── Source data ──

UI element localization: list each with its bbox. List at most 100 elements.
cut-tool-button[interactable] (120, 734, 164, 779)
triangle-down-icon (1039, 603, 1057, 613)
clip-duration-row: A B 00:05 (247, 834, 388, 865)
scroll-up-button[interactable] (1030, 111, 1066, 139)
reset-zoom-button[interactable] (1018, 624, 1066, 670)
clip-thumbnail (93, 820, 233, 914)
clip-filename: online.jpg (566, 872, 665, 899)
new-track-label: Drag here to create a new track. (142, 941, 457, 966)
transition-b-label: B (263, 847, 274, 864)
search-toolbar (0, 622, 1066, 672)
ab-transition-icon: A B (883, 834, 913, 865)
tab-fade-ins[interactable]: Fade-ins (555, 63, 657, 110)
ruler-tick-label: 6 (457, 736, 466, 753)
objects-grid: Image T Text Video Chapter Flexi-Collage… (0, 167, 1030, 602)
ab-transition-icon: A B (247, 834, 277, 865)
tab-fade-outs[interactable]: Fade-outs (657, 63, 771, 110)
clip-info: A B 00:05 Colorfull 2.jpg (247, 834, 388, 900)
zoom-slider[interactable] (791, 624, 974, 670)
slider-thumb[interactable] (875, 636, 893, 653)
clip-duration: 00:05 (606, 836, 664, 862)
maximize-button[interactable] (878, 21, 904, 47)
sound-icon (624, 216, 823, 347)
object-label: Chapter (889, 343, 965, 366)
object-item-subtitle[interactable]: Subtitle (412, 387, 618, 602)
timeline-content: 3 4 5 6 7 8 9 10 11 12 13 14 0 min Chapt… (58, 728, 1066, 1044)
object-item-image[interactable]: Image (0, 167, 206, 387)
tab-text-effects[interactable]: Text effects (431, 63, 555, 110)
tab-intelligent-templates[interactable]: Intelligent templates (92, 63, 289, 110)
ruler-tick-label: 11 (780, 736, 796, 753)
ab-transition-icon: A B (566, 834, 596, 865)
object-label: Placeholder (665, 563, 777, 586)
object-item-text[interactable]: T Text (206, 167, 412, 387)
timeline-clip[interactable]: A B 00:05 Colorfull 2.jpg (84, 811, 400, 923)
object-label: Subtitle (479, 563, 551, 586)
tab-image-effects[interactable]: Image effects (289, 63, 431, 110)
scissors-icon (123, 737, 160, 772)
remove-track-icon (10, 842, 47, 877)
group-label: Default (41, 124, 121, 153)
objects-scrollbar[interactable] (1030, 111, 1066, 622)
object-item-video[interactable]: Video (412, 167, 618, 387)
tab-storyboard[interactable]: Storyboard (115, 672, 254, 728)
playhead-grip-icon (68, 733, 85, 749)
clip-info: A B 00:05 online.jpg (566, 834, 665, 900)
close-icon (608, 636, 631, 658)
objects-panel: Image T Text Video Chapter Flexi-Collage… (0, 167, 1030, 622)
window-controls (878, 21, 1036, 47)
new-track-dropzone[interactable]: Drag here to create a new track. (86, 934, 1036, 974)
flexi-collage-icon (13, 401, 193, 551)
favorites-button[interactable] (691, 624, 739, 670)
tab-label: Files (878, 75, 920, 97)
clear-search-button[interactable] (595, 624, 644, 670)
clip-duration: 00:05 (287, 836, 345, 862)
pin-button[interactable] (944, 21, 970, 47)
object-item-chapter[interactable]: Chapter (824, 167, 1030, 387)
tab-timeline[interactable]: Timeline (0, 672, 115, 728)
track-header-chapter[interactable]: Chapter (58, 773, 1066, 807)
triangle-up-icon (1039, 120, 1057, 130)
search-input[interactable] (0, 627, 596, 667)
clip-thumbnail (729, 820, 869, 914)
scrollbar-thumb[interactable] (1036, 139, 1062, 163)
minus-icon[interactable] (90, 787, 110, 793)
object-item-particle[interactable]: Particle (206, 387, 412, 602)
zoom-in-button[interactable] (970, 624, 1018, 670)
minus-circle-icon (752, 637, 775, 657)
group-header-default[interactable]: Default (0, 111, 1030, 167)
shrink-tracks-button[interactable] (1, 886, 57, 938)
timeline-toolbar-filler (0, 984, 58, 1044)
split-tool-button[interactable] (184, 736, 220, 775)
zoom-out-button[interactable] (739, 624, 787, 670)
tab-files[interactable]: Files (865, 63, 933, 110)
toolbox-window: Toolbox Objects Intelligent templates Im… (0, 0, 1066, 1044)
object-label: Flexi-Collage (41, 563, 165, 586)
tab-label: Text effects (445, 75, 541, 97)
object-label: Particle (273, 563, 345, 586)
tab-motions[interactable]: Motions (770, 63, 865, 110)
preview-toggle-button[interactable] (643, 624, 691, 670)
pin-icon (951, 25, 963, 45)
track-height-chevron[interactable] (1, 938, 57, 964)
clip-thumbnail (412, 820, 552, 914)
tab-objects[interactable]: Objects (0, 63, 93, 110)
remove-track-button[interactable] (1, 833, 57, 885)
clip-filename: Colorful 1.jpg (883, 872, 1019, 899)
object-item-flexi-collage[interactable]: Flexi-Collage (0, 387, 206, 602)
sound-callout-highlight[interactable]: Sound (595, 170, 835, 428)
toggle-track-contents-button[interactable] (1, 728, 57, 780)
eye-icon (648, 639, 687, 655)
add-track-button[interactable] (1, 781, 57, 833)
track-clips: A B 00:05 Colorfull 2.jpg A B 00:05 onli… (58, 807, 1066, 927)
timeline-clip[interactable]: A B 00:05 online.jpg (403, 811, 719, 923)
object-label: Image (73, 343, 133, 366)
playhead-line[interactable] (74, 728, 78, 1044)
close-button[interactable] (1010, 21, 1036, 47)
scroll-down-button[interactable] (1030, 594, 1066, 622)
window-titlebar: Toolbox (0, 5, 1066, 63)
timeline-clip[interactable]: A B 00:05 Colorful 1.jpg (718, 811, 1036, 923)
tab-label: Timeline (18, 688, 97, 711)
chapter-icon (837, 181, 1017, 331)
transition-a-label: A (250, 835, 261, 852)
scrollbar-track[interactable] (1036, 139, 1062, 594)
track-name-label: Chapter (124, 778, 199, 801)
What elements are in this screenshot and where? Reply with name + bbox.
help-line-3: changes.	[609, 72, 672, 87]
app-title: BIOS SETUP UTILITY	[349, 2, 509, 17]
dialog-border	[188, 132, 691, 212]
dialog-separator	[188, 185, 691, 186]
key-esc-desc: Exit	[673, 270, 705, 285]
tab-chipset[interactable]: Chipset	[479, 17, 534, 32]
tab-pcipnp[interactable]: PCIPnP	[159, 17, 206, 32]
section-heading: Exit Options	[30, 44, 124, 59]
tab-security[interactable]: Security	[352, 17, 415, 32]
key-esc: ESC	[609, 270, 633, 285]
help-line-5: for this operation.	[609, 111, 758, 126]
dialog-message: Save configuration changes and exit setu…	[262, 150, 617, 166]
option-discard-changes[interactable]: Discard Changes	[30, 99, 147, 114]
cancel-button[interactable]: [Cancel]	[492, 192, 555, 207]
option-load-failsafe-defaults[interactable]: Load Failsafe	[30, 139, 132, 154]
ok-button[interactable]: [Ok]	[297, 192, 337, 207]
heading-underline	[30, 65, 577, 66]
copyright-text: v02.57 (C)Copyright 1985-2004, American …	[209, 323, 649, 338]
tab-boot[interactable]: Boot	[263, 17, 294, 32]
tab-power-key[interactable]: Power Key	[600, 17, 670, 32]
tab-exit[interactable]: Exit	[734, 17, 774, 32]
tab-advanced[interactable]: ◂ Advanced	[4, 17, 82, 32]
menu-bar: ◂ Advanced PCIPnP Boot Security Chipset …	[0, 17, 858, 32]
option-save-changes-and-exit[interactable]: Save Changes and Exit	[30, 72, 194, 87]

───

> Requirement
Please switch every "interactable" in the records above to "clickable" and leave everything else unchanged.

> The answer
UI element localization: list each with its bbox. List at most 100 elements.
cut-tool-button[clickable] (120, 734, 164, 779)
triangle-down-icon (1039, 603, 1057, 613)
clip-duration-row: A B 00:05 (247, 834, 388, 865)
scroll-up-button[clickable] (1030, 111, 1066, 139)
reset-zoom-button[clickable] (1018, 624, 1066, 670)
clip-thumbnail (93, 820, 233, 914)
clip-filename: online.jpg (566, 872, 665, 899)
new-track-label: Drag here to create a new track. (142, 941, 457, 966)
transition-b-label: B (263, 847, 274, 864)
search-toolbar (0, 622, 1066, 672)
ab-transition-icon: A B (883, 834, 913, 865)
tab-fade-ins[clickable]: Fade-ins (555, 63, 657, 110)
ruler-tick-label: 6 (457, 736, 466, 753)
objects-grid: Image T Text Video Chapter Flexi-Collage… (0, 167, 1030, 602)
ab-transition-icon: A B (247, 834, 277, 865)
tab-fade-outs[clickable]: Fade-outs (657, 63, 771, 110)
clip-info: A B 00:05 Colorfull 2.jpg (247, 834, 388, 900)
zoom-slider[clickable] (791, 624, 974, 670)
slider-thumb[clickable] (875, 636, 893, 653)
clip-duration: 00:05 (606, 836, 664, 862)
maximize-button[clickable] (878, 21, 904, 47)
sound-icon (624, 216, 823, 347)
object-label: Chapter (889, 343, 965, 366)
object-item-subtitle[clickable]: Subtitle (412, 387, 618, 602)
timeline-content: 3 4 5 6 7 8 9 10 11 12 13 14 0 min Chapt… (58, 728, 1066, 1044)
object-item-image[clickable]: Image (0, 167, 206, 387)
tab-text-effects[clickable]: Text effects (431, 63, 555, 110)
tab-intelligent-templates[clickable]: Intelligent templates (92, 63, 289, 110)
ruler-tick-label: 11 (780, 736, 796, 753)
ab-transition-icon: A B (566, 834, 596, 865)
object-label: Placeholder (665, 563, 777, 586)
object-item-text[clickable]: T Text (206, 167, 412, 387)
timeline-clip[clickable]: A B 00:05 Colorfull 2.jpg (84, 811, 400, 923)
object-label: Subtitle (479, 563, 551, 586)
tab-image-effects[clickable]: Image effects (289, 63, 431, 110)
scissors-icon (123, 737, 160, 772)
remove-track-icon (10, 842, 47, 877)
group-label: Default (41, 124, 121, 153)
objects-scrollbar[clickable] (1030, 111, 1066, 622)
object-item-video[clickable]: Video (412, 167, 618, 387)
tab-storyboard[clickable]: Storyboard (115, 672, 254, 728)
playhead-grip-icon (68, 733, 85, 749)
clip-info: A B 00:05 online.jpg (566, 834, 665, 900)
close-icon (608, 636, 631, 658)
objects-panel: Image T Text Video Chapter Flexi-Collage… (0, 167, 1030, 622)
window-controls (878, 21, 1036, 47)
new-track-dropzone[clickable]: Drag here to create a new track. (86, 934, 1036, 974)
flexi-collage-icon (13, 401, 193, 551)
favorites-button[clickable] (691, 624, 739, 670)
tab-label: Files (878, 75, 920, 97)
clear-search-button[clickable] (595, 624, 644, 670)
clip-duration: 00:05 (287, 836, 345, 862)
pin-button[clickable] (944, 21, 970, 47)
object-item-chapter[clickable]: Chapter (824, 167, 1030, 387)
tab-timeline[clickable]: Timeline (0, 672, 115, 728)
track-header-chapter[clickable]: Chapter (58, 773, 1066, 807)
triangle-up-icon (1039, 120, 1057, 130)
search-input[clickable] (0, 627, 596, 667)
clip-thumbnail (729, 820, 869, 914)
scrollbar-thumb[clickable] (1036, 139, 1062, 163)
minus-icon[clickable] (90, 787, 110, 793)
object-item-particle[clickable]: Particle (206, 387, 412, 602)
zoom-in-button[clickable] (970, 624, 1018, 670)
minus-circle-icon (752, 637, 775, 657)
group-header-default[clickable]: Default (0, 111, 1030, 167)
shrink-tracks-button[clickable] (1, 886, 57, 938)
timeline-toolbar-filler (0, 984, 58, 1044)
split-tool-button[clickable] (184, 736, 220, 775)
zoom-out-button[clickable] (739, 624, 787, 670)
tab-files[clickable]: Files (865, 63, 933, 110)
toolbox-window: Toolbox Objects Intelligent templates Im… (0, 0, 1066, 1044)
object-label: Flexi-Collage (41, 563, 165, 586)
tab-label: Text effects (445, 75, 541, 97)
object-label: Particle (273, 563, 345, 586)
tab-motions[clickable]: Motions (770, 63, 865, 110)
preview-toggle-button[clickable] (643, 624, 691, 670)
pin-icon (951, 25, 963, 45)
track-height-chevron[clickable] (1, 938, 57, 964)
clip-thumbnail (412, 820, 552, 914)
tab-objects[clickable]: Objects (0, 63, 93, 110)
remove-track-button[clickable] (1, 833, 57, 885)
clip-filename: Colorful 1.jpg (883, 872, 1019, 899)
object-item-flexi-collage[clickable]: Flexi-Collage (0, 387, 206, 602)
sound-callout-highlight[clickable]: Sound (595, 170, 835, 428)
toggle-track-contents-button[clickable] (1, 728, 57, 780)
eye-icon (648, 639, 687, 655)
add-track-button[clickable] (1, 781, 57, 833)
track-clips: A B 00:05 Colorfull 2.jpg A B 00:05 onli… (58, 807, 1066, 927)
timeline-clip[clickable]: A B 00:05 online.jpg (403, 811, 719, 923)
object-label: Image (73, 343, 133, 366)
playhead-line[clickable] (74, 728, 78, 1044)
close-button[clickable] (1010, 21, 1036, 47)
scroll-down-button[clickable] (1030, 594, 1066, 622)
window-titlebar: Toolbox (0, 5, 1066, 63)
timeline-clip[clickable]: A B 00:05 Colorful 1.jpg (718, 811, 1036, 923)
tab-label: Timeline (18, 688, 97, 711)
chapter-icon (837, 181, 1017, 331)
transition-a-label: A (250, 835, 261, 852)
scrollbar-track[clickable] (1036, 139, 1062, 594)
track-name-label: Chapter (124, 778, 199, 801)
What elements are in this screenshot and where? Reply with name + bbox.
help-line-3: changes.	[609, 72, 672, 87]
app-title: BIOS SETUP UTILITY	[349, 2, 509, 17]
dialog-border	[188, 132, 691, 212]
dialog-separator	[188, 185, 691, 186]
key-esc-desc: Exit	[673, 270, 705, 285]
tab-chipset[clickable]: Chipset	[479, 17, 534, 32]
tab-pcipnp[clickable]: PCIPnP	[159, 17, 206, 32]
section-heading: Exit Options	[30, 44, 124, 59]
tab-security[clickable]: Security	[352, 17, 415, 32]
key-esc: ESC	[609, 270, 633, 285]
help-line-5: for this operation.	[609, 111, 758, 126]
dialog-message: Save configuration changes and exit setu…	[262, 150, 617, 166]
option-discard-changes[clickable]: Discard Changes	[30, 99, 147, 114]
cancel-button[clickable]: [Cancel]	[492, 192, 555, 207]
option-load-failsafe-defaults[clickable]: Load Failsafe	[30, 139, 132, 154]
ok-button[clickable]: [Ok]	[297, 192, 337, 207]
heading-underline	[30, 65, 577, 66]
copyright-text: v02.57 (C)Copyright 1985-2004, American …	[209, 323, 649, 338]
tab-boot[clickable]: Boot	[263, 17, 294, 32]
tab-power-key[clickable]: Power Key	[600, 17, 670, 32]
tab-exit[clickable]: Exit	[734, 17, 774, 32]
tab-advanced[clickable]: ◂ Advanced	[4, 17, 82, 32]
menu-bar: ◂ Advanced PCIPnP Boot Security Chipset …	[0, 17, 858, 32]
option-save-changes-and-exit[clickable]: Save Changes and Exit	[30, 72, 194, 87]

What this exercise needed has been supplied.